#### Goal:
The data must be written out once more, precisely as given.

(Collected data)
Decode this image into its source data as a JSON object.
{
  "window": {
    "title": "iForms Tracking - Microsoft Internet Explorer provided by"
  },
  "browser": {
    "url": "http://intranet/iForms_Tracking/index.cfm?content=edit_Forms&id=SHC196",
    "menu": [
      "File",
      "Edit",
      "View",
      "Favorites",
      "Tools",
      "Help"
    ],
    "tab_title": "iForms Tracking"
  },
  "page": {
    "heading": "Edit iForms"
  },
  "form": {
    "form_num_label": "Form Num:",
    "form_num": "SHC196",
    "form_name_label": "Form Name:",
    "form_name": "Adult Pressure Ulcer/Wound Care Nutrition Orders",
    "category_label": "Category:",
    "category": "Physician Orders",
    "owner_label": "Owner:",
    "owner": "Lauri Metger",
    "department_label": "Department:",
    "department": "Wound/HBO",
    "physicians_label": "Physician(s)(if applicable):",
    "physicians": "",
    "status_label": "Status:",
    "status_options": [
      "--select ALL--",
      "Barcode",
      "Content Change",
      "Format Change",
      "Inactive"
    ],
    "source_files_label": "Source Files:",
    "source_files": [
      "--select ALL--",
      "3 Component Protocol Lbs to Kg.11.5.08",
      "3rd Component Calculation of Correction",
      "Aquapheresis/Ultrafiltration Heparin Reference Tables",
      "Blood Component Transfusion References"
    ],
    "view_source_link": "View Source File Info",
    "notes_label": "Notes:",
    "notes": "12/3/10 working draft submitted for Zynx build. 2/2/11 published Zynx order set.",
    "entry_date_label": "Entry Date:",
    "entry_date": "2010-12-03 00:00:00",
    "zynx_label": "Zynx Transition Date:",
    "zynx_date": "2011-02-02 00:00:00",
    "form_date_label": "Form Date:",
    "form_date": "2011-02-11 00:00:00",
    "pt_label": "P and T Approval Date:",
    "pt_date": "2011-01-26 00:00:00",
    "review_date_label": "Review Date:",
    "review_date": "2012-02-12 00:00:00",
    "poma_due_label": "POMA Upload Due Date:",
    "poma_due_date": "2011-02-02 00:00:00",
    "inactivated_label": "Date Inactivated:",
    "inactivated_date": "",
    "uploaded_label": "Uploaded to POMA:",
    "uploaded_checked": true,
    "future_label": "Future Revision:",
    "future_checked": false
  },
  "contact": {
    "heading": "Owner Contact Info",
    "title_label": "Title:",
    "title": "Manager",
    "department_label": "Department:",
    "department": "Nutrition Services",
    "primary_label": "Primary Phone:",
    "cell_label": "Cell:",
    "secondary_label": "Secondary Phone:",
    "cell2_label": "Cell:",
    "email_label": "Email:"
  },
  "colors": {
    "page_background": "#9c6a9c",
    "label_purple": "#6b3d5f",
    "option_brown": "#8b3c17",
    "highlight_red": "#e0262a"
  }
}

#### Written reply:
Decode this image into its source data as a JSON object.
{
  "window": {
    "title": "iForms Tracking - Microsoft Internet Explorer provided by"
  },
  "browser": {
    "url": "http://intranet/iForms_Tracking/index.cfm?content=edit_Forms&id=SHC196",
    "menu": [
      "File",
      "Edit",
      "View",
      "Favorites",
      "Tools",
      "Help"
    ],
    "tab_title": "iForms Tracking"
  },
  "page": {
    "heading": "Edit iForms"
  },
  "form": {
    "form_num_label": "Form Num:",
    "form_num": "SHC196",
    "form_name_label": "Form Name:",
    "form_name": "Adult Pressure Ulcer/Wound Care Nutrition Orders",
    "category_label": "Category:",
    "category": "Physician Orders",
    "owner_label": "Owner:",
    "owner": "Lauri Metger",
    "department_label": "Department:",
    "department": "Wound/HBO",
    "physicians_label": "Physician(s)(if applicable):",
    "physicians": "",
    "status_label": "Status:",
    "status_options": [
      "--select ALL--",
      "Barcode",
      "Content Change",
      "Format Change",
      "Inactive"
    ],
    "source_files_label": "Source Files:",
    "source_files": [
      "--select ALL--",
      "3 Component Protocol Lbs to Kg.11.5.08",
      "3rd Component Calculation of Correction",
      "Aquapheresis/Ultrafiltration Heparin Reference Tables",
      "Blood Component Transfusion References"
    ],
    "view_source_link": "View Source File Info",
    "notes_label": "Notes:",
    "notes": "12/3/10 working draft submitted for Zynx build. 2/2/11 published Zynx order set.",
    "entry_date_label": "Entry Date:",
    "entry_date": "2010-12-03 00:00:00",
    "zynx_label": "Zynx Transition Date:",
    "zynx_date": "2011-02-02 00:00:00",
    "form_date_label": "Form Date:",
    "form_date": "2011-02-11 00:00:00",
    "pt_label": "P and T Approval Date:",
    "pt_date": "2011-01-26 00:00:00",
    "review_date_label": "Review Date:",
    "review_date": "2012-02-12 00:00:00",
    "poma_due_label": "POMA Upload Due Date:",
    "poma_due_date": "2011-02-02 00:00:00",
    "inactivated_label": "Date Inactivated:",
    "inactivated_date": "",
    "uploaded_label": "Uploaded to POMA:",
    "uploaded_checked": true,
    "future_label": "Future Revision:",
    "future_checked": false
  },
  "contact": {
    "heading": "Owner Contact Info",
    "title_label": "Title:",
    "title": "Manager",
    "department_label": "Department:",
    "department": "Nutrition Services",
    "primary_label": "Primary Phone:",
    "cell_label": "Cell:",
    "secondary_label": "Secondary Phone:",
    "cell2_label": "Cell:",
    "email_label": "Email:"
  },
  "colors": {
    "page_background": "#9c6a9c",
    "label_purple": "#6b3d5f",
    "option_brown": "#8b3c17",
    "highlight_red": "#e0262a"
  }
}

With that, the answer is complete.